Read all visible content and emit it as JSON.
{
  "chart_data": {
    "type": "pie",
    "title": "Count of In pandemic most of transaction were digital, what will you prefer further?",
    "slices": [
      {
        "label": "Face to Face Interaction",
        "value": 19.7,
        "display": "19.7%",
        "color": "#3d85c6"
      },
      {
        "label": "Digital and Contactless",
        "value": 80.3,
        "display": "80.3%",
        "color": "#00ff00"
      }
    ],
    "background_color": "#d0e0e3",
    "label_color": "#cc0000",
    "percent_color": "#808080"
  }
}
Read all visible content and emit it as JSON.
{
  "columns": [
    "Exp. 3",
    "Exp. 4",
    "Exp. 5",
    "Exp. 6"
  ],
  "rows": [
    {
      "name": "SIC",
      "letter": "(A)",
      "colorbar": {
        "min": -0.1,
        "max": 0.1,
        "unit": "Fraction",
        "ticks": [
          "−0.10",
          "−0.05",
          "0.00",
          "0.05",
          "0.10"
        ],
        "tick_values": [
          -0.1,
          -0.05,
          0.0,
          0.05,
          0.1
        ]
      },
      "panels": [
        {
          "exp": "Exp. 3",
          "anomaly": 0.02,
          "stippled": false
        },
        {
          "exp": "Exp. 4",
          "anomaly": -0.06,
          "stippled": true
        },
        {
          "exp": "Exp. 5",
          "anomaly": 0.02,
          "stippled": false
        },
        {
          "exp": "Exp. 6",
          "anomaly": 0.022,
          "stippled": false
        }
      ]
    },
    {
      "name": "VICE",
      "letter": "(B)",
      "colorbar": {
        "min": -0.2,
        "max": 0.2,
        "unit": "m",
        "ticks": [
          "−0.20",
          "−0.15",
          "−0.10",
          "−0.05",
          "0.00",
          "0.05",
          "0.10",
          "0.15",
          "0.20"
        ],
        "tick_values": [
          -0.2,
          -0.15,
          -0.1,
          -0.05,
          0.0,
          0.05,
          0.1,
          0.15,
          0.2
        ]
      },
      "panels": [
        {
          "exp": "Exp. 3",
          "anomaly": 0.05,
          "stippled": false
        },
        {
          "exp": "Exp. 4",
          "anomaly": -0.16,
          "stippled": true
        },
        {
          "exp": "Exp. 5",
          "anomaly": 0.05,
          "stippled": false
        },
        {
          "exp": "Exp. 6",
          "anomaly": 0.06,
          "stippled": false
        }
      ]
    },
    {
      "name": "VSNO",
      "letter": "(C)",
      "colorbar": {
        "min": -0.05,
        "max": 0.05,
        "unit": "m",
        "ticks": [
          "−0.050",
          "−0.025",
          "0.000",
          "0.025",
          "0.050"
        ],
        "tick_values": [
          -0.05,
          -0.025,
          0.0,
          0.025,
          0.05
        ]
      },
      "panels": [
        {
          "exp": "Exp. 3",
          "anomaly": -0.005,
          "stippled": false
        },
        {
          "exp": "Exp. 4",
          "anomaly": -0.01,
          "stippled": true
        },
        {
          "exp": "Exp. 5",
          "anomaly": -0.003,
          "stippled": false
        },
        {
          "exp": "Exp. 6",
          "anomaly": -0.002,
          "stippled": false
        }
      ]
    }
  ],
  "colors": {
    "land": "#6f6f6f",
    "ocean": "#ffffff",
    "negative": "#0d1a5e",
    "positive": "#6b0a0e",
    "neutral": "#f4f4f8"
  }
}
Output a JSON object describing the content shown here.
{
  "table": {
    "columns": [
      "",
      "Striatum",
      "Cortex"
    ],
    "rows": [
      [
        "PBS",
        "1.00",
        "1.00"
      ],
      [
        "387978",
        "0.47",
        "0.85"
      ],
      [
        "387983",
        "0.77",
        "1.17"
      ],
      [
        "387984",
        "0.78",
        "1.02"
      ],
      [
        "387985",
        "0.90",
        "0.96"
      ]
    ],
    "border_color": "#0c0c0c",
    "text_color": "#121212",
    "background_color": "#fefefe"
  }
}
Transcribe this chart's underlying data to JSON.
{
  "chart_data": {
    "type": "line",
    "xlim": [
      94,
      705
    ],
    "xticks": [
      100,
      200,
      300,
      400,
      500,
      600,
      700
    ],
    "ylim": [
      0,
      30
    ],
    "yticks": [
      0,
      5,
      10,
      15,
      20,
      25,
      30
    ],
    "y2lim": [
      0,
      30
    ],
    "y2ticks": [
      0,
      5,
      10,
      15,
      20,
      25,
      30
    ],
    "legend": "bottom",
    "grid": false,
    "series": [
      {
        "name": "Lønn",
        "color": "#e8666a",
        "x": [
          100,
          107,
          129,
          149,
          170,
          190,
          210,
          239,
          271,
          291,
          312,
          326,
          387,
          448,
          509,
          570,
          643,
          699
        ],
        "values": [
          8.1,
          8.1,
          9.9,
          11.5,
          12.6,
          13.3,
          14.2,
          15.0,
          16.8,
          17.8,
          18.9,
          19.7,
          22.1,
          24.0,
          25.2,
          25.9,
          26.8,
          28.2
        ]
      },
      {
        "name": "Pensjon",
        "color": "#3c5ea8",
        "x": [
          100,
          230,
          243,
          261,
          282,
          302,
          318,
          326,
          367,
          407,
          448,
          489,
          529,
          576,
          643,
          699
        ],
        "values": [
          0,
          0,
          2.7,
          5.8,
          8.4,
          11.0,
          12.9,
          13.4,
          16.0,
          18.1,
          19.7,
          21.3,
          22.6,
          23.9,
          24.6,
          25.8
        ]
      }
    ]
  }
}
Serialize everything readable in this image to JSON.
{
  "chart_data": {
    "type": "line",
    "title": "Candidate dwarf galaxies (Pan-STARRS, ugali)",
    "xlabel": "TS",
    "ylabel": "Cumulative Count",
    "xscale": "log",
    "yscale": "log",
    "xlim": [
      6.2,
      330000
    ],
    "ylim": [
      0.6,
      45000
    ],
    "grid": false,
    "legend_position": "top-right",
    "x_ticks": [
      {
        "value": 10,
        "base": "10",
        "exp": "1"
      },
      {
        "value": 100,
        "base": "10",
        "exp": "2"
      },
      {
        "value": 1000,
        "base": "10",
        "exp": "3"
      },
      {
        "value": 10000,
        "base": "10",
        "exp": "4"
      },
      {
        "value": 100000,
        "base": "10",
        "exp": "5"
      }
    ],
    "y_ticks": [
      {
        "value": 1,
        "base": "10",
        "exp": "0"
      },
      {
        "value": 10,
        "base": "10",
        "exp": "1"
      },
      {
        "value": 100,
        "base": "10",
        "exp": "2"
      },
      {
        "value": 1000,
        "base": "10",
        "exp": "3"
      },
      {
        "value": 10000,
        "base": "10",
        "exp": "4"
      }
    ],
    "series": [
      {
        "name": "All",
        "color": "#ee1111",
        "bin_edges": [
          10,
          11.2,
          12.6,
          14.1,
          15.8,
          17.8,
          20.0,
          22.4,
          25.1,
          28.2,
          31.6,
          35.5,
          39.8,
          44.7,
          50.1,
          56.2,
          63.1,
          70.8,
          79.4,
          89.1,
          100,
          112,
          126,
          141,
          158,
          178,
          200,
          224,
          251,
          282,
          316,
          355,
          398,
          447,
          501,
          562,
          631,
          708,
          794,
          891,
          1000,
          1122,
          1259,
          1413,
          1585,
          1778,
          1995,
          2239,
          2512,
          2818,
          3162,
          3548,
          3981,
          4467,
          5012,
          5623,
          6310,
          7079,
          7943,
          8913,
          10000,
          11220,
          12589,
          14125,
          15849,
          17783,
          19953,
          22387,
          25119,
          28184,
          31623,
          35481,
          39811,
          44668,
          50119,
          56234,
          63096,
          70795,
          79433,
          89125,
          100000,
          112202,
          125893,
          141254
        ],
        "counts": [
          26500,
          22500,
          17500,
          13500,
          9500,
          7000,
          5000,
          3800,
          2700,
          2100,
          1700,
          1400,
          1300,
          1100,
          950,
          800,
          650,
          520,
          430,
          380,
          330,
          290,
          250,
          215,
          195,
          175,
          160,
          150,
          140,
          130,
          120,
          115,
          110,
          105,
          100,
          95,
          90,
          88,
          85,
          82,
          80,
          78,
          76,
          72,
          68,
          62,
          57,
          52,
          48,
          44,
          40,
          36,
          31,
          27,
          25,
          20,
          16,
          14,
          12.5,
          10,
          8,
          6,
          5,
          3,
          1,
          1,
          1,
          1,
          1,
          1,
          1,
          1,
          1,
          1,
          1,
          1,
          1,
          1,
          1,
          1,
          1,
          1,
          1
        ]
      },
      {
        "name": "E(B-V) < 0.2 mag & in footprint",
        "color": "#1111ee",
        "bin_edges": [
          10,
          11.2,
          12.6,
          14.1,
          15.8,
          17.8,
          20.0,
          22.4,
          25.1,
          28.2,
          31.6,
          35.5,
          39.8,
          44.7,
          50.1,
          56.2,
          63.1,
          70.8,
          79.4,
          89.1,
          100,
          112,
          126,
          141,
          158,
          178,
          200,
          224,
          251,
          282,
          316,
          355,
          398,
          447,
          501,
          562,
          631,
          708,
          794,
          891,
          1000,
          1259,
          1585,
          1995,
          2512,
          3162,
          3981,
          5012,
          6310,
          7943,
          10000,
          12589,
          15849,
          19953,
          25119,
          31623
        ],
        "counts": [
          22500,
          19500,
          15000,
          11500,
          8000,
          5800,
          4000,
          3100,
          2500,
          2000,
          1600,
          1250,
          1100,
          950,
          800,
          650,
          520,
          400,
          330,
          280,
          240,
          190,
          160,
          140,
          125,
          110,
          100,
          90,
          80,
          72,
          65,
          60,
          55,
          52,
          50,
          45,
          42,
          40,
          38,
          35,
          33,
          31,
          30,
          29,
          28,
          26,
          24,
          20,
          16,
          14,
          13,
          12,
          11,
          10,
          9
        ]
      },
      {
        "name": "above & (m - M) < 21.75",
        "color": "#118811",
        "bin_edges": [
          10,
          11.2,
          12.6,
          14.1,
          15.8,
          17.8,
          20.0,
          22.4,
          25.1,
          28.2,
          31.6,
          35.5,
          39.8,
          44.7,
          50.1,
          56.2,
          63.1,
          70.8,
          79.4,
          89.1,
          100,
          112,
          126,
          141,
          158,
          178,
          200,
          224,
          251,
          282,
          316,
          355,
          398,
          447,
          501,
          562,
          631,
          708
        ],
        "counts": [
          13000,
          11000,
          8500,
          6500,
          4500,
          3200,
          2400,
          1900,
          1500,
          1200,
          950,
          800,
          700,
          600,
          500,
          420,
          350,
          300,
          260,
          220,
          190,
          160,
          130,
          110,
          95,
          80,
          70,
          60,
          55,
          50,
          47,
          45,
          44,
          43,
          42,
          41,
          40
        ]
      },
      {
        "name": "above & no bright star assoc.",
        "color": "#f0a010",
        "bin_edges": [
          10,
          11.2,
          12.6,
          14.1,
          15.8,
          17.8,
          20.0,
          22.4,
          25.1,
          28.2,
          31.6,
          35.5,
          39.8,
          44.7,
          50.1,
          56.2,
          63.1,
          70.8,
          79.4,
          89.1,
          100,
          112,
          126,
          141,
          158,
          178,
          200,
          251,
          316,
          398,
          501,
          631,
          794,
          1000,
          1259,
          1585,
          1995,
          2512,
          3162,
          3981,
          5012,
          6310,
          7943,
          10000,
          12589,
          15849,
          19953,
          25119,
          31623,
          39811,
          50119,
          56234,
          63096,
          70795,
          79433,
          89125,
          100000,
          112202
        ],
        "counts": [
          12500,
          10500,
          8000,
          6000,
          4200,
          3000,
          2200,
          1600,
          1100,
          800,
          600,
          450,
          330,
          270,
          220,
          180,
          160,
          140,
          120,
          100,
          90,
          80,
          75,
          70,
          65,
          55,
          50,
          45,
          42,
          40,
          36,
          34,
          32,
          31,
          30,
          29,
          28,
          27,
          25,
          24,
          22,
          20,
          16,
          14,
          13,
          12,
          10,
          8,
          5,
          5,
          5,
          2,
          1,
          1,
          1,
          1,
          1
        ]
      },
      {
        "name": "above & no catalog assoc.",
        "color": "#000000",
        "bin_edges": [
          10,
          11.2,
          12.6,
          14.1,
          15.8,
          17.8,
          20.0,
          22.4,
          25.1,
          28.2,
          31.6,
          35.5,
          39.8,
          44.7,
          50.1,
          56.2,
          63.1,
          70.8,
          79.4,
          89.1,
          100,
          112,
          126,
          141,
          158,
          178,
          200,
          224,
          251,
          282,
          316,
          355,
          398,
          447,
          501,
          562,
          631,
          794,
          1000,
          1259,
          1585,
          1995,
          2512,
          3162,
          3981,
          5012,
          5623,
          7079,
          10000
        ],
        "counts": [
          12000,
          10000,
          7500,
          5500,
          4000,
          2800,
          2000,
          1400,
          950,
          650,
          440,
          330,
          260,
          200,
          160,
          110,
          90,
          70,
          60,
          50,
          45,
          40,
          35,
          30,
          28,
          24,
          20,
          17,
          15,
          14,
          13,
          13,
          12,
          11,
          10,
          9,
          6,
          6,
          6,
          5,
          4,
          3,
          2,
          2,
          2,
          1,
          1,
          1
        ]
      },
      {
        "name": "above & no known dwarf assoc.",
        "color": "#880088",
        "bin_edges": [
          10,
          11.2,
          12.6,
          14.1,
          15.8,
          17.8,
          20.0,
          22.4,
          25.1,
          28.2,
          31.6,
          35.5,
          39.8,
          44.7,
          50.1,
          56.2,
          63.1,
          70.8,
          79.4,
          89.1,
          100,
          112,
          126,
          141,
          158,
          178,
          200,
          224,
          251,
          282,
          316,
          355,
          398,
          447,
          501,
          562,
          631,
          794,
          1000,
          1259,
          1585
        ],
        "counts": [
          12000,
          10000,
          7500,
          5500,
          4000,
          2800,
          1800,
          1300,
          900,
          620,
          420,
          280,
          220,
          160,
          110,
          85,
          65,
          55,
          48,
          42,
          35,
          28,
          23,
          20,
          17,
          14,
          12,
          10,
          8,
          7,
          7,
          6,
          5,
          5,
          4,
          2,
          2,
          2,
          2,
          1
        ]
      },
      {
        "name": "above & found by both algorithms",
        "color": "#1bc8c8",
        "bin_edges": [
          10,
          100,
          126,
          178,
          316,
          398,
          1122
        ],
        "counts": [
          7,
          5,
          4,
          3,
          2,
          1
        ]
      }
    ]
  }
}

■ Task directions
Determine the number of lines in the listing that hold the word "assoc", and supply that number and nothing further.

■ Problem solution
3